_What the exercise asks:_ Present each line of the entries below that holds the word "Reedy".

----

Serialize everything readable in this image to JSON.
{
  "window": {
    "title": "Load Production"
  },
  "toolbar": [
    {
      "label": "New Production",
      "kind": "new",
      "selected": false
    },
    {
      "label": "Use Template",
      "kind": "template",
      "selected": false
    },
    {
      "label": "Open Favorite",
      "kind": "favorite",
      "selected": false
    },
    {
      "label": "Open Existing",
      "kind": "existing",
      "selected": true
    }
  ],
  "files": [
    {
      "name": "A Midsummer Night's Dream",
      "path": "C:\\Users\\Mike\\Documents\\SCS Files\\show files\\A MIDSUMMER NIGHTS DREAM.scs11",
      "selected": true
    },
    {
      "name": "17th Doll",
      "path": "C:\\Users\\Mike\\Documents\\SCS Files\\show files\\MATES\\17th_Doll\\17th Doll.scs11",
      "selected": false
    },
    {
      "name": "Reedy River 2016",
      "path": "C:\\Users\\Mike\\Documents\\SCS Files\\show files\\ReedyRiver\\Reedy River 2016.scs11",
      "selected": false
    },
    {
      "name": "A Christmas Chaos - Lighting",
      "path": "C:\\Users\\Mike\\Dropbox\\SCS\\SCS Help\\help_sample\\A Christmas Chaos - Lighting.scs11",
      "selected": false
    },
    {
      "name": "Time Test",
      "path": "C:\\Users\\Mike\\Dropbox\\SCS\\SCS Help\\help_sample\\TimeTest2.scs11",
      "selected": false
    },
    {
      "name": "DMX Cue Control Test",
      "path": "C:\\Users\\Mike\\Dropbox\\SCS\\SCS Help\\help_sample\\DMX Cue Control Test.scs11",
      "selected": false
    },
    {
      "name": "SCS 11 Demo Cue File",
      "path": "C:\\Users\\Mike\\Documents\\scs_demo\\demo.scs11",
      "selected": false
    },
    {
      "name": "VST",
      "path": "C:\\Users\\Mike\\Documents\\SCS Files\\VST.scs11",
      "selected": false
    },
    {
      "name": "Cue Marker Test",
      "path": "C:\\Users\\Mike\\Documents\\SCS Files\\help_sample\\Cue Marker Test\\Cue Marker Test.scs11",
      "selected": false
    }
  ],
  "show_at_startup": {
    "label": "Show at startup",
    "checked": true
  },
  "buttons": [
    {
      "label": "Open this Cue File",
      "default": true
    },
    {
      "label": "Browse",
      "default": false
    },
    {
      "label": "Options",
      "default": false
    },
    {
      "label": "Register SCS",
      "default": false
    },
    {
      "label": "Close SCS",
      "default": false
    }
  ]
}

----

_Exercise result:_
      "name": "Reedy River 2016",
      "path": "C:\\Users\\Mike\\Documents\\SCS Files\\show files\\ReedyRiver\\Reedy River 2016.scs11",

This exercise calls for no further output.